■ **WORK TO DO**: Write the material out again, line by line, exactly as it is.

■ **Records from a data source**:
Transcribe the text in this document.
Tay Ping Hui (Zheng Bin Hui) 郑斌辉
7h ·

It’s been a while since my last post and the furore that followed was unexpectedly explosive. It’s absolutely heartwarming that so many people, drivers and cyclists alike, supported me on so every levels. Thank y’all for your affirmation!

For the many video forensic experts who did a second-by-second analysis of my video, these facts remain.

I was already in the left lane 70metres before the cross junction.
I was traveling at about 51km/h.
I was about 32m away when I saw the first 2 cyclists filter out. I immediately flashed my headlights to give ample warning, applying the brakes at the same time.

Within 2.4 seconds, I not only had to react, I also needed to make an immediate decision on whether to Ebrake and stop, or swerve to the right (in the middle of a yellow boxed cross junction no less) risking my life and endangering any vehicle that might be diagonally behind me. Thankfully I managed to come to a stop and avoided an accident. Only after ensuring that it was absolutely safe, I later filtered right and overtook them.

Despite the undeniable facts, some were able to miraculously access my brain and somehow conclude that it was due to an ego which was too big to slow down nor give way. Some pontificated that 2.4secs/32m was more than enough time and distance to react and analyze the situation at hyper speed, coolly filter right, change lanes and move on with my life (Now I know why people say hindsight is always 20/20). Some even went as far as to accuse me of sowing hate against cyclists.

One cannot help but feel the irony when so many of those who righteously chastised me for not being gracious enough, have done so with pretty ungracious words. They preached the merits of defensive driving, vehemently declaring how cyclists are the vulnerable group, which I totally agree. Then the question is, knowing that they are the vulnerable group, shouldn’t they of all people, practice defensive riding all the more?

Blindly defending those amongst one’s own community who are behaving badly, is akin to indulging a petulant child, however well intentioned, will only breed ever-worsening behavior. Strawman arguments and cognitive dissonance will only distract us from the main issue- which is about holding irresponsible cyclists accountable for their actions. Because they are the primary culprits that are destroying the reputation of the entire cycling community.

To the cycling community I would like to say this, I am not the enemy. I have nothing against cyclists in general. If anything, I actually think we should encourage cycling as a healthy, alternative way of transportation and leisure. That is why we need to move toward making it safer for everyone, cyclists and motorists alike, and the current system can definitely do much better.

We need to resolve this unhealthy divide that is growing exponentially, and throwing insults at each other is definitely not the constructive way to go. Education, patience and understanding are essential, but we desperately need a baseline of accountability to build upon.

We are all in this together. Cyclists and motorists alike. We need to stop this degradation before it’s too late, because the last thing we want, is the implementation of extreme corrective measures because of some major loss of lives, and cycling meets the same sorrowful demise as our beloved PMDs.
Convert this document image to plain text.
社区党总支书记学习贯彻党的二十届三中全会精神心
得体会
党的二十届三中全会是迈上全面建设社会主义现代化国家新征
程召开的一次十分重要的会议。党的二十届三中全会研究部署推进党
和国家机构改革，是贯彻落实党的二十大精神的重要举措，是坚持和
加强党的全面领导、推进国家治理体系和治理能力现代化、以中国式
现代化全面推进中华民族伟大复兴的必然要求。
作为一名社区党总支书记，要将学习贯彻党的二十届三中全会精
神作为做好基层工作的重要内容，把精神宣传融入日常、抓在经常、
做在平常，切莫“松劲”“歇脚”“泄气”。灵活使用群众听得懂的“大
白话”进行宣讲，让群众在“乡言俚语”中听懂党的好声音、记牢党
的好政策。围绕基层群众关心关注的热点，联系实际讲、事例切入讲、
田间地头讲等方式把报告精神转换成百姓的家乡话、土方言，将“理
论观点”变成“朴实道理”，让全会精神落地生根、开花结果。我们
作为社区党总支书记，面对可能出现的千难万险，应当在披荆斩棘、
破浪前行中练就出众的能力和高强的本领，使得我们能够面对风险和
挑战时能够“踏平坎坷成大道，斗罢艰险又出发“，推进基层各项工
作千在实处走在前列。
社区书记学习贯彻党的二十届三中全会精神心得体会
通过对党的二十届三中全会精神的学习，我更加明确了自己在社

■ **FULL RESPONSE**:
Transcribe the text in this document.
Tay Ping Hui (Zheng Bin Hui) 郑斌辉
7h ·

It’s been a while since my last post and the furore that followed was unexpectedly explosive. It’s absolutely heartwarming that so many people, drivers and cyclists alike, supported me on so every levels. Thank y’all for your affirmation!

For the many video forensic experts who did a second-by-second analysis of my video, these facts remain.

I was already in the left lane 70metres before the cross junction.
I was traveling at about 51km/h.
I was about 32m away when I saw the first 2 cyclists filter out. I immediately flashed my headlights to give ample warning, applying the brakes at the same time.

Within 2.4 seconds, I not only had to react, I also needed to make an immediate decision on whether to Ebrake and stop, or swerve to the right (in the middle of a yellow boxed cross junction no less) risking my life and endangering any vehicle that might be diagonally behind me. Thankfully I managed to come to a stop and avoided an accident. Only after ensuring that it was absolutely safe, I later filtered right and overtook them.

Despite the undeniable facts, some were able to miraculously access my brain and somehow conclude that it was due to an ego which was too big to slow down nor give way. Some pontificated that 2.4secs/32m was more than enough time and distance to react and analyze the situation at hyper speed, coolly filter right, change lanes and move on with my life (Now I know why people say hindsight is always 20/20). Some even went as far as to accuse me of sowing hate against cyclists.

One cannot help but feel the irony when so many of those who righteously chastised me for not being gracious enough, have done so with pretty ungracious words. They preached the merits of defensive driving, vehemently declaring how cyclists are the vulnerable group, which I totally agree. Then the question is, knowing that they are the vulnerable group, shouldn’t they of all people, practice defensive riding all the more?

Blindly defending those amongst one’s own community who are behaving badly, is akin to indulging a petulant child, however well intentioned, will only breed ever-worsening behavior. Strawman arguments and cognitive dissonance will only distract us from the main issue- which is about holding irresponsible cyclists accountable for their actions. Because they are the primary culprits that are destroying the reputation of the entire cycling community.

To the cycling community I would like to say this, I am not the enemy. I have nothing against cyclists in general. If anything, I actually think we should encourage cycling as a healthy, alternative way of transportation and leisure. That is why we need to move toward making it safer for everyone, cyclists and motorists alike, and the current system can definitely do much better.

We need to resolve this unhealthy divide that is growing exponentially, and throwing insults at each other is definitely not the constructive way to go. Education, patience and understanding are essential, but we desperately need a baseline of accountability to build upon.

We are all in this together. Cyclists and motorists alike. We need to stop this degradation before it’s too late, because the last thing we want, is the implementation of extreme corrective measures because of some major loss of lives, and cycling meets the same sorrowful demise as our beloved PMDs.
Convert this document image to plain text.
社区党总支书记学习贯彻党的二十届三中全会精神心
得体会
党的二十届三中全会是迈上全面建设社会主义现代化国家新征
程召开的一次十分重要的会议。党的二十届三中全会研究部署推进党
和国家机构改革，是贯彻落实党的二十大精神的重要举措，是坚持和
加强党的全面领导、推进国家治理体系和治理能力现代化、以中国式
现代化全面推进中华民族伟大复兴的必然要求。
作为一名社区党总支书记，要将学习贯彻党的二十届三中全会精
神作为做好基层工作的重要内容，把精神宣传融入日常、抓在经常、
做在平常，切莫“松劲”“歇脚”“泄气”。灵活使用群众听得懂的“大
白话”进行宣讲，让群众在“乡言俚语”中听懂党的好声音、记牢党
的好政策。围绕基层群众关心关注的热点，联系实际讲、事例切入讲、
田间地头讲等方式把报告精神转换成百姓的家乡话、土方言，将“理
论观点”变成“朴实道理”，让全会精神落地生根、开花结果。我们
作为社区党总支书记，面对可能出现的千难万险，应当在披荆斩棘、
破浪前行中练就出众的能力和高强的本领，使得我们能够面对风险和
挑战时能够“踏平坎坷成大道，斗罢艰险又出发“，推进基层各项工
作千在实处走在前列。
社区书记学习贯彻党的二十届三中全会精神心得体会
通过对党的二十届三中全会精神的学习，我更加明确了自己在社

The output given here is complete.